GOAL OF THE EXERCISE. Transcribe the listing below word for word.
* start DATASET EXTRACT *
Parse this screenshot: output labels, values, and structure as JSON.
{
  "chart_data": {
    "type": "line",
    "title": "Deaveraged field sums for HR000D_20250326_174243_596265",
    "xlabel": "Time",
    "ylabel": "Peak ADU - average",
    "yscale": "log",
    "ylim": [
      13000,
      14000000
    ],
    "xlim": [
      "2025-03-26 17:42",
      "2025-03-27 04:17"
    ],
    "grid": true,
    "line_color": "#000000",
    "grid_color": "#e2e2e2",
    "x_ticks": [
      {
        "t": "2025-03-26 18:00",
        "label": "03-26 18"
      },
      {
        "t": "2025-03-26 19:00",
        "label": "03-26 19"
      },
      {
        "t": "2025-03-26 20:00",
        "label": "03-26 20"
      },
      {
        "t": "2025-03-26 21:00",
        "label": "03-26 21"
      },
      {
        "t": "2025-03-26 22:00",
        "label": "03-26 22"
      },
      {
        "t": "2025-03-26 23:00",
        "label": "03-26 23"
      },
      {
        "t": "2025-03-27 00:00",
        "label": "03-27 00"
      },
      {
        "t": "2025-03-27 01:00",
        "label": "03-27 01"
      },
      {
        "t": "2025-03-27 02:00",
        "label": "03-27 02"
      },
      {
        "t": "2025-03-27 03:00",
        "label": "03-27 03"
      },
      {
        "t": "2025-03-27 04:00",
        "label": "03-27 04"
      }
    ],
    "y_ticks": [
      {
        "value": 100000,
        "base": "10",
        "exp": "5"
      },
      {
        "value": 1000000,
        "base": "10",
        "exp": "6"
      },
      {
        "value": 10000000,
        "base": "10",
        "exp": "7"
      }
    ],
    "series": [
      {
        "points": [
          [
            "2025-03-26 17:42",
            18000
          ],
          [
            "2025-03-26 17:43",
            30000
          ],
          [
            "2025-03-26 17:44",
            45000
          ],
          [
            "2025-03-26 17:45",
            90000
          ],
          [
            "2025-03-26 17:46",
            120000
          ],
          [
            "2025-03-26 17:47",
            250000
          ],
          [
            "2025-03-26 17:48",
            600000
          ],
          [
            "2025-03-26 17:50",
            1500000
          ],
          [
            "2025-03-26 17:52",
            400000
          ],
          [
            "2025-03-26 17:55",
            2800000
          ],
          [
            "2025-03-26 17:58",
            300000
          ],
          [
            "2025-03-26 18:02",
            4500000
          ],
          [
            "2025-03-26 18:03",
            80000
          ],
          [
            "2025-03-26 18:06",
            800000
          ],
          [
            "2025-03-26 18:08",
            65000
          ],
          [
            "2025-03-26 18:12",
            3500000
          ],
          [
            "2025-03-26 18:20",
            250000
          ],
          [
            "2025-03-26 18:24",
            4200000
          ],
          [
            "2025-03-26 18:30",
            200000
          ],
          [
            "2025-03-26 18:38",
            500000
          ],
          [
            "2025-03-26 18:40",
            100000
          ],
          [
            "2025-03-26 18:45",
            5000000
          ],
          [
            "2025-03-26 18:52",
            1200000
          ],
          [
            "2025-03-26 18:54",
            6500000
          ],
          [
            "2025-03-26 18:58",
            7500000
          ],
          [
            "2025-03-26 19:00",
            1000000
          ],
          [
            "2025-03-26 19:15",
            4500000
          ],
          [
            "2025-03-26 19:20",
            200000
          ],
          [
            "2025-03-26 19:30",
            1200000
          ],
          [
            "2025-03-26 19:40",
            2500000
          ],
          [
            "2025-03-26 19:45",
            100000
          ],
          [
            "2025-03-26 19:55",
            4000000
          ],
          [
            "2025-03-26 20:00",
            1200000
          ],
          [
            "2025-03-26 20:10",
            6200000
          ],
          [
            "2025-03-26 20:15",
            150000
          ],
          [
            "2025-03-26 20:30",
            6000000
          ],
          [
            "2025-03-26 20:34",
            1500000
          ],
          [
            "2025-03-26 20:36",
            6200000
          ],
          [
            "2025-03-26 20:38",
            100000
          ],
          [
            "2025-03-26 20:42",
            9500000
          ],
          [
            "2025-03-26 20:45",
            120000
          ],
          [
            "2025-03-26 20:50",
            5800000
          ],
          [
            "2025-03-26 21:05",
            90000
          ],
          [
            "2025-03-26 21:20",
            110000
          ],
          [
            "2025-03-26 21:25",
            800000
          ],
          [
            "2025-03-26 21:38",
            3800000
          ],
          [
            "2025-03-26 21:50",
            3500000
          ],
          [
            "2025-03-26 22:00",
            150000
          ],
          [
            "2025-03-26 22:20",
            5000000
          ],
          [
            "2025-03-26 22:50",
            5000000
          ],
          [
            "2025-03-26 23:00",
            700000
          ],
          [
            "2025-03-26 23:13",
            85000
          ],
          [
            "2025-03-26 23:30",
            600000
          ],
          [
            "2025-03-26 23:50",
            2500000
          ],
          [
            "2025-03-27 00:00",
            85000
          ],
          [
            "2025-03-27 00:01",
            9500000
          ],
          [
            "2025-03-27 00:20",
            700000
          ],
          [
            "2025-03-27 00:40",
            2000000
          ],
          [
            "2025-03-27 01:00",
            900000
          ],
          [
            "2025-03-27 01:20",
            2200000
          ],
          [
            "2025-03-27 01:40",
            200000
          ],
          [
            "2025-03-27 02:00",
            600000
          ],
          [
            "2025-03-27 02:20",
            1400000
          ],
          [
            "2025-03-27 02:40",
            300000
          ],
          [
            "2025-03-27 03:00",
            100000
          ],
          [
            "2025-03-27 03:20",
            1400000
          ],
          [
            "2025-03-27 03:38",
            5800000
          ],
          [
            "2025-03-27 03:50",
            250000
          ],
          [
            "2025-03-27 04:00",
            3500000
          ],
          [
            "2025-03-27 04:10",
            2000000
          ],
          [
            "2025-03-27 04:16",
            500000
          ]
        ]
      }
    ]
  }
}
* end DATASET EXTRACT *
RESPONSE.
Parse this screenshot: output labels, values, and structure as JSON.
{
  "chart_data": {
    "type": "line",
    "title": "Deaveraged field sums for HR000D_20250326_174243_596265",
    "xlabel": "Time",
    "ylabel": "Peak ADU - average",
    "yscale": "log",
    "ylim": [
      13000,
      14000000
    ],
    "xlim": [
      "2025-03-26 17:42",
      "2025-03-27 04:17"
    ],
    "grid": true,
    "line_color": "#000000",
    "grid_color": "#e2e2e2",
    "x_ticks": [
      {
        "t": "2025-03-26 18:00",
        "label": "03-26 18"
      },
      {
        "t": "2025-03-26 19:00",
        "label": "03-26 19"
      },
      {
        "t": "2025-03-26 20:00",
        "label": "03-26 20"
      },
      {
        "t": "2025-03-26 21:00",
        "label": "03-26 21"
      },
      {
        "t": "2025-03-26 22:00",
        "label": "03-26 22"
      },
      {
        "t": "2025-03-26 23:00",
        "label": "03-26 23"
      },
      {
        "t": "2025-03-27 00:00",
        "label": "03-27 00"
      },
      {
        "t": "2025-03-27 01:00",
        "label": "03-27 01"
      },
      {
        "t": "2025-03-27 02:00",
        "label": "03-27 02"
      },
      {
        "t": "2025-03-27 03:00",
        "label": "03-27 03"
      },
      {
        "t": "2025-03-27 04:00",
        "label": "03-27 04"
      }
    ],
    "y_ticks": [
      {
        "value": 100000,
        "base": "10",
        "exp": "5"
      },
      {
        "value": 1000000,
        "base": "10",
        "exp": "6"
      },
      {
        "value": 10000000,
        "base": "10",
        "exp": "7"
      }
    ],
    "series": [
      {
        "points": [
          [
            "2025-03-26 17:42",
            18000
          ],
          [
            "2025-03-26 17:43",
            30000
          ],
          [
            "2025-03-26 17:44",
            45000
          ],
          [
            "2025-03-26 17:45",
            90000
          ],
          [
            "2025-03-26 17:46",
            120000
          ],
          [
            "2025-03-26 17:47",
            250000
          ],
          [
            "2025-03-26 17:48",
            600000
          ],
          [
            "2025-03-26 17:50",
            1500000
          ],
          [
            "2025-03-26 17:52",
            400000
          ],
          [
            "2025-03-26 17:55",
            2800000
          ],
          [
            "2025-03-26 17:58",
            300000
          ],
          [
            "2025-03-26 18:02",
            4500000
          ],
          [
            "2025-03-26 18:03",
            80000
          ],
          [
            "2025-03-26 18:06",
            800000
          ],
          [
            "2025-03-26 18:08",
            65000
          ],
          [
            "2025-03-26 18:12",
            3500000
          ],
          [
            "2025-03-26 18:20",
            250000
          ],
          [
            "2025-03-26 18:24",
            4200000
          ],
          [
            "2025-03-26 18:30",
            200000
          ],
          [
            "2025-03-26 18:38",
            500000
          ],
          [
            "2025-03-26 18:40",
            100000
          ],
          [
            "2025-03-26 18:45",
            5000000
          ],
          [
            "2025-03-26 18:52",
            1200000
          ],
          [
            "2025-03-26 18:54",
            6500000
          ],
          [
            "2025-03-26 18:58",
            7500000
          ],
          [
            "2025-03-26 19:00",
            1000000
          ],
          [
            "2025-03-26 19:15",
            4500000
          ],
          [
            "2025-03-26 19:20",
            200000
          ],
          [
            "2025-03-26 19:30",
            1200000
          ],
          [
            "2025-03-26 19:40",
            2500000
          ],
          [
            "2025-03-26 19:45",
            100000
          ],
          [
            "2025-03-26 19:55",
            4000000
          ],
          [
            "2025-03-26 20:00",
            1200000
          ],
          [
            "2025-03-26 20:10",
            6200000
          ],
          [
            "2025-03-26 20:15",
            150000
          ],
          [
            "2025-03-26 20:30",
            6000000
          ],
          [
            "2025-03-26 20:34",
            1500000
          ],
          [
            "2025-03-26 20:36",
            6200000
          ],
          [
            "2025-03-26 20:38",
            100000
          ],
          [
            "2025-03-26 20:42",
            9500000
          ],
          [
            "2025-03-26 20:45",
            120000
          ],
          [
            "2025-03-26 20:50",
            5800000
          ],
          [
            "2025-03-26 21:05",
            90000
          ],
          [
            "2025-03-26 21:20",
            110000
          ],
          [
            "2025-03-26 21:25",
            800000
          ],
          [
            "2025-03-26 21:38",
            3800000
          ],
          [
            "2025-03-26 21:50",
            3500000
          ],
          [
            "2025-03-26 22:00",
            150000
          ],
          [
            "2025-03-26 22:20",
            5000000
          ],
          [
            "2025-03-26 22:50",
            5000000
          ],
          [
            "2025-03-26 23:00",
            700000
          ],
          [
            "2025-03-26 23:13",
            85000
          ],
          [
            "2025-03-26 23:30",
            600000
          ],
          [
            "2025-03-26 23:50",
            2500000
          ],
          [
            "2025-03-27 00:00",
            85000
          ],
          [
            "2025-03-27 00:01",
            9500000
          ],
          [
            "2025-03-27 00:20",
            700000
          ],
          [
            "2025-03-27 00:40",
            2000000
          ],
          [
            "2025-03-27 01:00",
            900000
          ],
          [
            "2025-03-27 01:20",
            2200000
          ],
          [
            "2025-03-27 01:40",
            200000
          ],
          [
            "2025-03-27 02:00",
            600000
          ],
          [
            "2025-03-27 02:20",
            1400000
          ],
          [
            "2025-03-27 02:40",
            300000
          ],
          [
            "2025-03-27 03:00",
            100000
          ],
          [
            "2025-03-27 03:20",
            1400000
          ],
          [
            "2025-03-27 03:38",
            5800000
          ],
          [
            "2025-03-27 03:50",
            250000
          ],
          [
            "2025-03-27 04:00",
            3500000
          ],
          [
            "2025-03-27 04:10",
            2000000
          ],
          [
            "2025-03-27 04:16",
            500000
          ]
        ]
      }
    ]
  }
}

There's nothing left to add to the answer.